[Brief] In your copy, leave out the pictures; write out all the data exactly.

Data listing:
____________________
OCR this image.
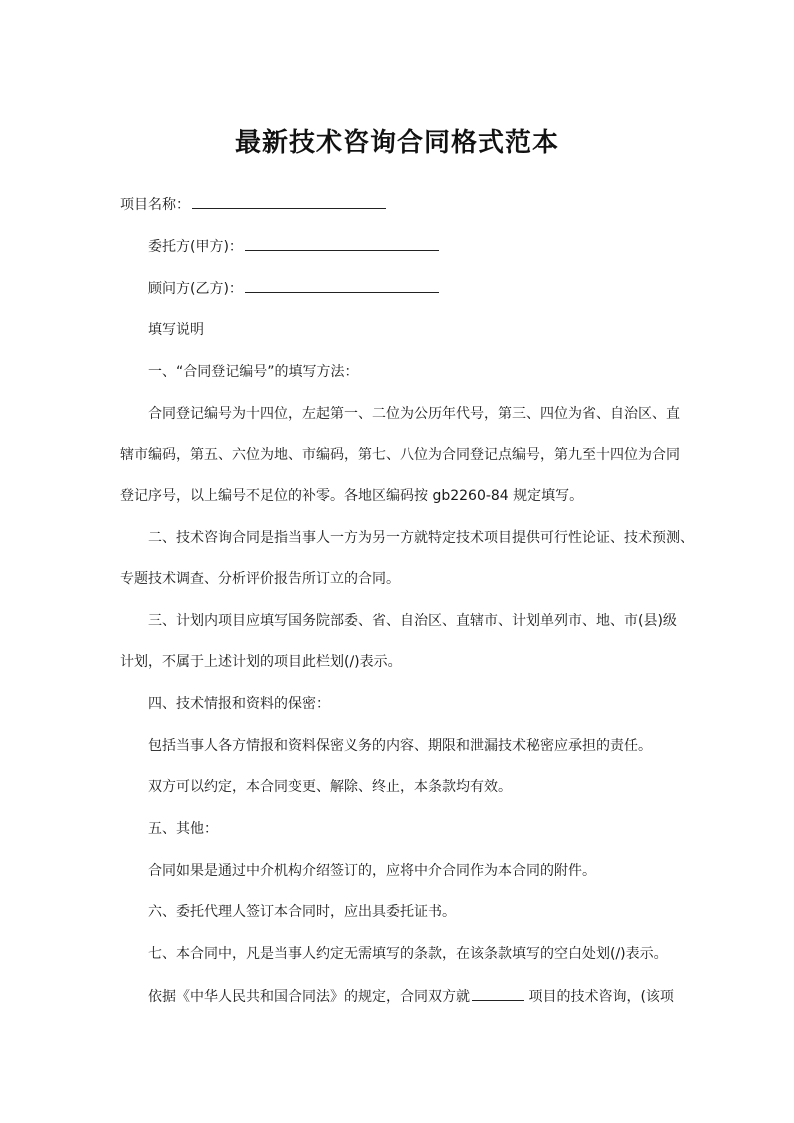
最新技术咨询合同格式范本
项目名称：
委托方(甲方)：
顾问方(乙方)：
填写说明
一、“合同登记编号”的填写方法：
合同登记编号为十四位，左起第一、二位为公历年代号，第三、四位为省、自治区、直
辖市编码，第五、六位为地、市编码，第七、八位为合同登记点编号，第九至十四位为合同
登记序号，以上编号不足位的补零。各地区编码按 gb2260-84 规定填写。
二、技术咨询合同是指当事人一方为另一方就特定技术项目提供可行性论证、技术预测、
专题技术调查、分析评价报告所订立的合同。
三、计划内项目应填写国务院部委、省、自治区、直辖市、计划单列市、地、市(县)级
计划，不属于上述计划的项目此栏划(/)表示。
四、技术情报和资料的保密：
包括当事人各方情报和资料保密义务的内容、期限和泄漏技术秘密应承担的责任。
双方可以约定，本合同变更、解除、终止，本条款均有效。
五、其他：
合同如果是通过中介机构介绍签订的，应将中介合同作为本合同的附件。
六、委托代理人签订本合同时，应出具委托证书。
七、本合同中，凡是当事人约定无需填写的条款，在该条款填写的空白处划(/)表示。
依据《中华人民共和国合同法》的规定，合同双方就	项目的技术咨询，(该项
____________________
[Exercise answer]
OCR this image.
最新技术咨询合同格式范本
项目名称：
委托方(甲方)：
顾问方(乙方)：
填写说明
一、“合同登记编号”的填写方法：
合同登记编号为十四位，左起第一、二位为公历年代号，第三、四位为省、自治区、直
辖市编码，第五、六位为地、市编码，第七、八位为合同登记点编号，第九至十四位为合同
登记序号，以上编号不足位的补零。各地区编码按 gb2260-84 规定填写。
二、技术咨询合同是指当事人一方为另一方就特定技术项目提供可行性论证、技术预测、
专题技术调查、分析评价报告所订立的合同。
三、计划内项目应填写国务院部委、省、自治区、直辖市、计划单列市、地、市(县)级
计划，不属于上述计划的项目此栏划(/)表示。
四、技术情报和资料的保密：
包括当事人各方情报和资料保密义务的内容、期限和泄漏技术秘密应承担的责任。
双方可以约定，本合同变更、解除、终止，本条款均有效。
五、其他：
合同如果是通过中介机构介绍签订的，应将中介合同作为本合同的附件。
六、委托代理人签订本合同时，应出具委托证书。
七、本合同中，凡是当事人约定无需填写的条款，在该条款填写的空白处划(/)表示。
依据《中华人民共和国合同法》的规定，合同双方就	项目的技术咨询，(该项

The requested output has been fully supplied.